Description of the task ▸ All entries are to be copied exactly, with pictures removed.

Source records ▸
● ● ● ● ●

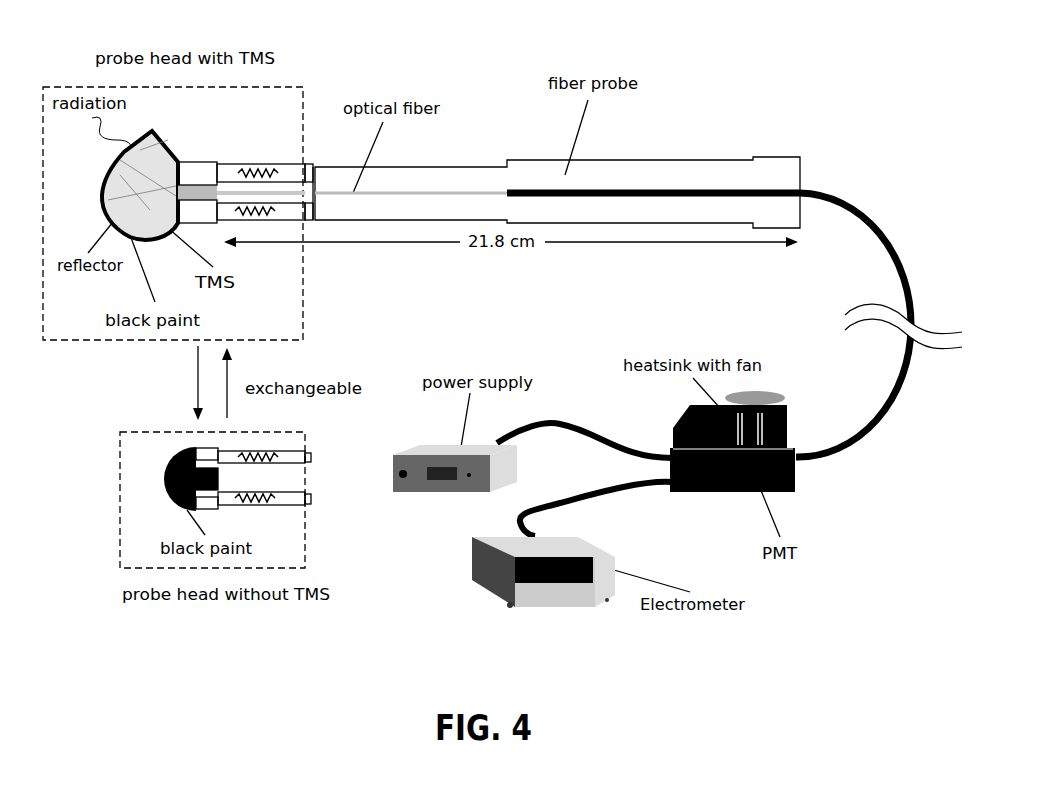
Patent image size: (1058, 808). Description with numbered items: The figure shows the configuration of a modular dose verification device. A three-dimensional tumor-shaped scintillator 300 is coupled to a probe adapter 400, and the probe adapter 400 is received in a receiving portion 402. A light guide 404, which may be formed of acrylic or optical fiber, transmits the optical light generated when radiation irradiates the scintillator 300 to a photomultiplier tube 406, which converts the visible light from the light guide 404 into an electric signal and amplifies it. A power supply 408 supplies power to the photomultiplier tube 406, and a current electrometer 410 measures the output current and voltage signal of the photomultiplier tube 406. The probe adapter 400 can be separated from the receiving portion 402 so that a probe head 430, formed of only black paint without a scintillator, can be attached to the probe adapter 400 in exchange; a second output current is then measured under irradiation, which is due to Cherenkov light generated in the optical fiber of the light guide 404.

The 3D tumor-shaped scintillator 300 is at (173, 148).
The probe adapter 400 is at (205, 162).
The receiving portion 402 is at (321, 190).
The light guide 404 is at (680, 160).
The photomultiplier tube (PMT) 406 is at (800, 486).
The power supply 408 is at (432, 493).
The current electrometer 410 is at (540, 598).
The probe head 430 is at (162, 478).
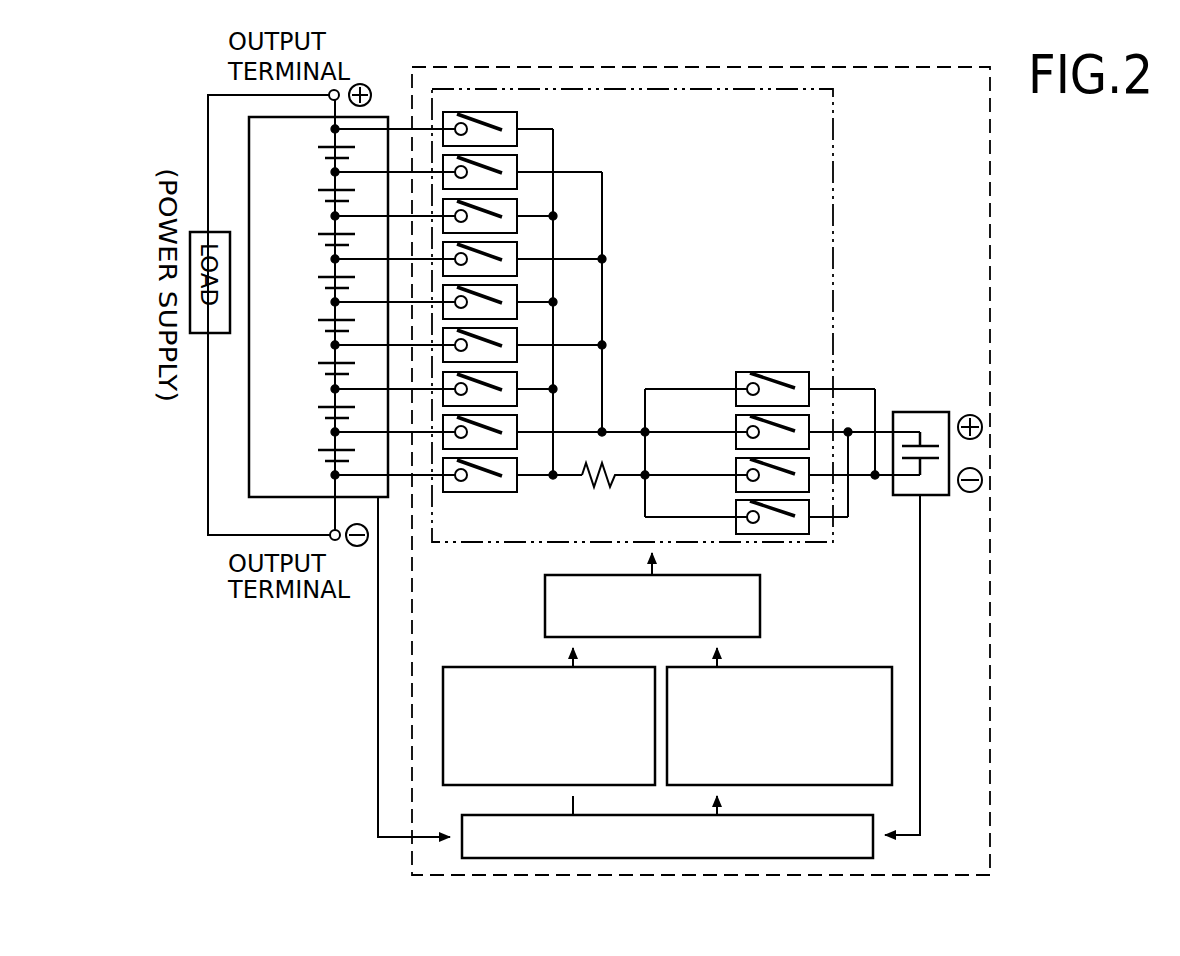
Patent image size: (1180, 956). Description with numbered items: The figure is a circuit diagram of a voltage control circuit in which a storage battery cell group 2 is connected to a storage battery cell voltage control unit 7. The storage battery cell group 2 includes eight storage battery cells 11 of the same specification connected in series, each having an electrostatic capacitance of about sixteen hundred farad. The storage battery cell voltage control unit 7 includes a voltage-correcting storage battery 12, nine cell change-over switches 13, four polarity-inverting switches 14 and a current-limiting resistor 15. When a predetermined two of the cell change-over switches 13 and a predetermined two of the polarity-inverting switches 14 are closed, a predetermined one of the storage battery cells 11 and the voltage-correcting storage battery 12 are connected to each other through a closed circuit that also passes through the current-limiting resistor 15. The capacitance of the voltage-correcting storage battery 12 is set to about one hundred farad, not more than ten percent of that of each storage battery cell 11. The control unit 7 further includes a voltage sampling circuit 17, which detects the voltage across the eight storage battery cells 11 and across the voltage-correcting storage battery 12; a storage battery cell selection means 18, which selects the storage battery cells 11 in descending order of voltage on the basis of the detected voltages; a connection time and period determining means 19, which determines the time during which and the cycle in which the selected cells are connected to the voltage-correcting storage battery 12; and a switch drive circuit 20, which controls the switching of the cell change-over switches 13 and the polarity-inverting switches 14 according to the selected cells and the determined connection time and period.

The storage battery cell group 2 is at (249, 501).
The storage battery cell voltage control unit 7 is at (400, 855).
The storage battery cell 11 is at (302, 458).
The voltage-correcting storage battery 12 is at (920, 411).
The cell change-over switch 13 is at (517, 117).
The polarity-inverting switch 14 is at (737, 507).
The current-limiting resistor 15 is at (596, 485).
The voltage sampling circuit 17 is at (813, 813).
The storage battery cell selection means 18 is at (598, 667).
The connection time and period determining means 19 is at (817, 668).
The switch drive circuit 20 is at (715, 573).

● ● ● ● ●

Exercise output ▸
Patent image size: (1058, 808). Description with numbered items: The figure shows the configuration of a modular dose verification device. A three-dimensional tumor-shaped scintillator 300 is coupled to a probe adapter 400, and the probe adapter 400 is received in a receiving portion 402. A light guide 404, which may be formed of acrylic or optical fiber, transmits the optical light generated when radiation irradiates the scintillator 300 to a photomultiplier tube 406, which converts the visible light from the light guide 404 into an electric signal and amplifies it. A power supply 408 supplies power to the photomultiplier tube 406, and a current electrometer 410 measures the output current and voltage signal of the photomultiplier tube 406. The probe adapter 400 can be separated from the receiving portion 402 so that a probe head 430, formed of only black paint without a scintillator, can be attached to the probe adapter 400 in exchange; a second output current is then measured under irradiation, which is due to Cherenkov light generated in the optical fiber of the light guide 404.

The 3D tumor-shaped scintillator 300 is at (173, 148).
The probe adapter 400 is at (205, 162).
The receiving portion 402 is at (321, 190).
The light guide 404 is at (680, 160).
The photomultiplier tube (PMT) 406 is at (800, 486).
The power supply 408 is at (432, 493).
The current electrometer 410 is at (540, 598).
The probe head 430 is at (162, 478).
Patent image size: (1180, 956). Description with numbered items: The figure is a circuit diagram of a voltage control circuit in which a storage battery cell group 2 is connected to a storage battery cell voltage control unit 7. The storage battery cell group 2 includes eight storage battery cells 11 of the same specification connected in series, each having an electrostatic capacitance of about sixteen hundred farad. The storage battery cell voltage control unit 7 includes a voltage-correcting storage battery 12, nine cell change-over switches 13, four polarity-inverting switches 14 and a current-limiting resistor 15. When a predetermined two of the cell change-over switches 13 and a predetermined two of the polarity-inverting switches 14 are closed, a predetermined one of the storage battery cells 11 and the voltage-correcting storage battery 12 are connected to each other through a closed circuit that also passes through the current-limiting resistor 15. The capacitance of the voltage-correcting storage battery 12 is set to about one hundred farad, not more than ten percent of that of each storage battery cell 11. The control unit 7 further includes a voltage sampling circuit 17, which detects the voltage across the eight storage battery cells 11 and across the voltage-correcting storage battery 12; a storage battery cell selection means 18, which selects the storage battery cells 11 in descending order of voltage on the basis of the detected voltages; a connection time and period determining means 19, which determines the time during which and the cycle in which the selected cells are connected to the voltage-correcting storage battery 12; and a switch drive circuit 20, which controls the switching of the cell change-over switches 13 and the polarity-inverting switches 14 according to the selected cells and the determined connection time and period.

The storage battery cell group 2 is at (249, 501).
The storage battery cell voltage control unit 7 is at (400, 855).
The storage battery cell 11 is at (302, 458).
The voltage-correcting storage battery 12 is at (920, 411).
The cell change-over switch 13 is at (517, 117).
The polarity-inverting switch 14 is at (737, 507).
The current-limiting resistor 15 is at (596, 485).
The voltage sampling circuit 17 is at (813, 813).
The storage battery cell selection means 18 is at (598, 667).
The connection time and period determining means 19 is at (817, 668).
The switch drive circuit 20 is at (715, 573).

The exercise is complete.